"""

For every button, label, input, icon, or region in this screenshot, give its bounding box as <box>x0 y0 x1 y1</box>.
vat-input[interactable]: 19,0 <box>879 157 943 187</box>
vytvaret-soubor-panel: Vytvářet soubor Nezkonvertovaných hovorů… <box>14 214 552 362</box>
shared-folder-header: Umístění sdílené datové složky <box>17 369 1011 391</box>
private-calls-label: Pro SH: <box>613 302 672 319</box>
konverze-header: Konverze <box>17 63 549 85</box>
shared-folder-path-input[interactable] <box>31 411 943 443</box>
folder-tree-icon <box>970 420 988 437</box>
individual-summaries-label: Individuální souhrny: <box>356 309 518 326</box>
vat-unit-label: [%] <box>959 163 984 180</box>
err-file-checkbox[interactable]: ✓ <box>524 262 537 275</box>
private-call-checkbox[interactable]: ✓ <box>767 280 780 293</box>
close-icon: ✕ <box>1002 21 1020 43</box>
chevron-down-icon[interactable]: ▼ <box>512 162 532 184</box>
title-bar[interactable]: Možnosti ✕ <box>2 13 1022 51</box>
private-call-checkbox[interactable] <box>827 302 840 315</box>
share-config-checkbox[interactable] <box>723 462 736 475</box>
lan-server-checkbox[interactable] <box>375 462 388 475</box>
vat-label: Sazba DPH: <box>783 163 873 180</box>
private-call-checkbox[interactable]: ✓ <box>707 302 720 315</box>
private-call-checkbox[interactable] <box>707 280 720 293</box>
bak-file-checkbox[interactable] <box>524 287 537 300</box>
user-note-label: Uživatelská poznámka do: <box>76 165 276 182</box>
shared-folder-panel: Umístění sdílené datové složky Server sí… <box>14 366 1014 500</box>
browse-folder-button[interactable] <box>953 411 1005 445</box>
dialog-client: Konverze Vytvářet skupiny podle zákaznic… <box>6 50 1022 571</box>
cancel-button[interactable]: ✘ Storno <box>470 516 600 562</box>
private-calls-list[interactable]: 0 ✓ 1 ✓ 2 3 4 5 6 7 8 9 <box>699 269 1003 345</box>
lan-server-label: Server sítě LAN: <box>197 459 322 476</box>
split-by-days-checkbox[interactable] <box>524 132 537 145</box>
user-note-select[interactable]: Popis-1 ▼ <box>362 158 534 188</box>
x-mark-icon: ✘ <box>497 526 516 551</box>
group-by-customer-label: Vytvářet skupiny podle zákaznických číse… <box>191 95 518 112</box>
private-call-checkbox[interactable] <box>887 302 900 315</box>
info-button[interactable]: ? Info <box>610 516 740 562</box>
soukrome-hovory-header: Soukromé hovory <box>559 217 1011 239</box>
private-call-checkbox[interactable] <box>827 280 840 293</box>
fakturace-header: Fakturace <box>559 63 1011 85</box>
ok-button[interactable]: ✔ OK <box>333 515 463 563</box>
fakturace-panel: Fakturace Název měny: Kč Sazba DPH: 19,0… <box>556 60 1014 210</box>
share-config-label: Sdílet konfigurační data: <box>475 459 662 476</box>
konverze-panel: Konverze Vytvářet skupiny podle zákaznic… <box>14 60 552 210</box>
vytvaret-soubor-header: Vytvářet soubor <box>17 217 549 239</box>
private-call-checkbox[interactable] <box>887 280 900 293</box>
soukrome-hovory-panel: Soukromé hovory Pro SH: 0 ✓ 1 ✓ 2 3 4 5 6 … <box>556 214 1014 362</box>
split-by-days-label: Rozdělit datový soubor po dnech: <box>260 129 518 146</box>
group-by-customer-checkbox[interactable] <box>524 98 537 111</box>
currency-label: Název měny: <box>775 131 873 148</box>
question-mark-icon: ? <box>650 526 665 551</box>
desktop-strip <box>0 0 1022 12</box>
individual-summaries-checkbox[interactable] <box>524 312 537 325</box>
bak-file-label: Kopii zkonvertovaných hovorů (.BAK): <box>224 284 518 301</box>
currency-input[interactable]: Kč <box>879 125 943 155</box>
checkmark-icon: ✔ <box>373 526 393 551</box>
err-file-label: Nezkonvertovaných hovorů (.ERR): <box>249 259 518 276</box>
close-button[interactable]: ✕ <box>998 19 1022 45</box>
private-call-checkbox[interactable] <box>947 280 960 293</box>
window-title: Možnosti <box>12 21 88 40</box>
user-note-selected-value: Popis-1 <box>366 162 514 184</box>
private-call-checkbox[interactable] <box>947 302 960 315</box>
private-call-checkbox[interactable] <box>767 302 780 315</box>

"""

*EXERCISE PROMPT*.
Write out the listing above word for word, beginning with its first line and ending with the line that contains "shared-folder-header: Umístění sdílené", including that line.

*RESPONSE TO THE TASK*.
For every button, label, input, icon, or region in this screenshot, give its bounding box as <box>x0 y0 x1 y1</box>.
vat-input[interactable]: 19,0 <box>879 157 943 187</box>
vytvaret-soubor-panel: Vytvářet soubor Nezkonvertovaných hovorů… <box>14 214 552 362</box>
shared-folder-header: Umístění sdílené datové složky <box>17 369 1011 391</box>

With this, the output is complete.